**Task**. Present the data once more in exactly its original form.
╭──
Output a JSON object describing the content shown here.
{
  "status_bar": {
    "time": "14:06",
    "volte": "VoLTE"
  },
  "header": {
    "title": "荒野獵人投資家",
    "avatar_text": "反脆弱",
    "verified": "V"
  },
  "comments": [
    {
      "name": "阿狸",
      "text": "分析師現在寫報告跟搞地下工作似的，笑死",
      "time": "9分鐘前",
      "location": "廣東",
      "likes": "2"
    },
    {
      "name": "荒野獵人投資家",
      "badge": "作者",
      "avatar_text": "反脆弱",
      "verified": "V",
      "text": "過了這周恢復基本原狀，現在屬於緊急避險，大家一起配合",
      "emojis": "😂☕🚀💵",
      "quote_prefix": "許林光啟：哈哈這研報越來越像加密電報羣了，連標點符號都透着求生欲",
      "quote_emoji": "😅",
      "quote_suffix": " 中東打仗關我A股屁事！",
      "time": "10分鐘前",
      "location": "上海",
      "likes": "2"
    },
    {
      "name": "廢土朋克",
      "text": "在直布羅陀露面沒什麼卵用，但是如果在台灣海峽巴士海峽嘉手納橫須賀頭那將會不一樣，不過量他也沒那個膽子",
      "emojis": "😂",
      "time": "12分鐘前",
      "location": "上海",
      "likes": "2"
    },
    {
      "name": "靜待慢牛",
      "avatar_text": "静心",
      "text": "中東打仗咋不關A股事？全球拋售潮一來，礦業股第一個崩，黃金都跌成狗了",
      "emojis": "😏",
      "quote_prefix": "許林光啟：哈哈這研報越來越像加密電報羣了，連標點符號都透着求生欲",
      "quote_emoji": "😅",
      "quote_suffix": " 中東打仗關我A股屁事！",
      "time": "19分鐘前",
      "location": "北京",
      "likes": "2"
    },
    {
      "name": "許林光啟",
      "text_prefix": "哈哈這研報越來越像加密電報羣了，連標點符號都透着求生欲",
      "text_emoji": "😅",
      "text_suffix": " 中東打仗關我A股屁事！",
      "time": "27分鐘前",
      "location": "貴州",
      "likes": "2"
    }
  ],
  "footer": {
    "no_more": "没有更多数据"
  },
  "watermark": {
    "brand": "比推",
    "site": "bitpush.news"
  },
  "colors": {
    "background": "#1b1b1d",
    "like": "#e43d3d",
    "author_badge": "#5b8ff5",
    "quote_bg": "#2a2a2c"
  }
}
╰──
**Answer to the task**.
Output a JSON object describing the content shown here.
{
  "status_bar": {
    "time": "14:06",
    "volte": "VoLTE"
  },
  "header": {
    "title": "荒野獵人投資家",
    "avatar_text": "反脆弱",
    "verified": "V"
  },
  "comments": [
    {
      "name": "阿狸",
      "text": "分析師現在寫報告跟搞地下工作似的，笑死",
      "time": "9分鐘前",
      "location": "廣東",
      "likes": "2"
    },
    {
      "name": "荒野獵人投資家",
      "badge": "作者",
      "avatar_text": "反脆弱",
      "verified": "V",
      "text": "過了這周恢復基本原狀，現在屬於緊急避險，大家一起配合",
      "emojis": "😂☕🚀💵",
      "quote_prefix": "許林光啟：哈哈這研報越來越像加密電報羣了，連標點符號都透着求生欲",
      "quote_emoji": "😅",
      "quote_suffix": " 中東打仗關我A股屁事！",
      "time": "10分鐘前",
      "location": "上海",
      "likes": "2"
    },
    {
      "name": "廢土朋克",
      "text": "在直布羅陀露面沒什麼卵用，但是如果在台灣海峽巴士海峽嘉手納橫須賀頭那將會不一樣，不過量他也沒那個膽子",
      "emojis": "😂",
      "time": "12分鐘前",
      "location": "上海",
      "likes": "2"
    },
    {
      "name": "靜待慢牛",
      "avatar_text": "静心",
      "text": "中東打仗咋不關A股事？全球拋售潮一來，礦業股第一個崩，黃金都跌成狗了",
      "emojis": "😏",
      "quote_prefix": "許林光啟：哈哈這研報越來越像加密電報羣了，連標點符號都透着求生欲",
      "quote_emoji": "😅",
      "quote_suffix": " 中東打仗關我A股屁事！",
      "time": "19分鐘前",
      "location": "北京",
      "likes": "2"
    },
    {
      "name": "許林光啟",
      "text_prefix": "哈哈這研報越來越像加密電報羣了，連標點符號都透着求生欲",
      "text_emoji": "😅",
      "text_suffix": " 中東打仗關我A股屁事！",
      "time": "27分鐘前",
      "location": "貴州",
      "likes": "2"
    }
  ],
  "footer": {
    "no_more": "没有更多数据"
  },
  "watermark": {
    "brand": "比推",
    "site": "bitpush.news"
  },
  "colors": {
    "background": "#1b1b1d",
    "like": "#e43d3d",
    "author_badge": "#5b8ff5",
    "quote_bg": "#2a2a2c"
  }
}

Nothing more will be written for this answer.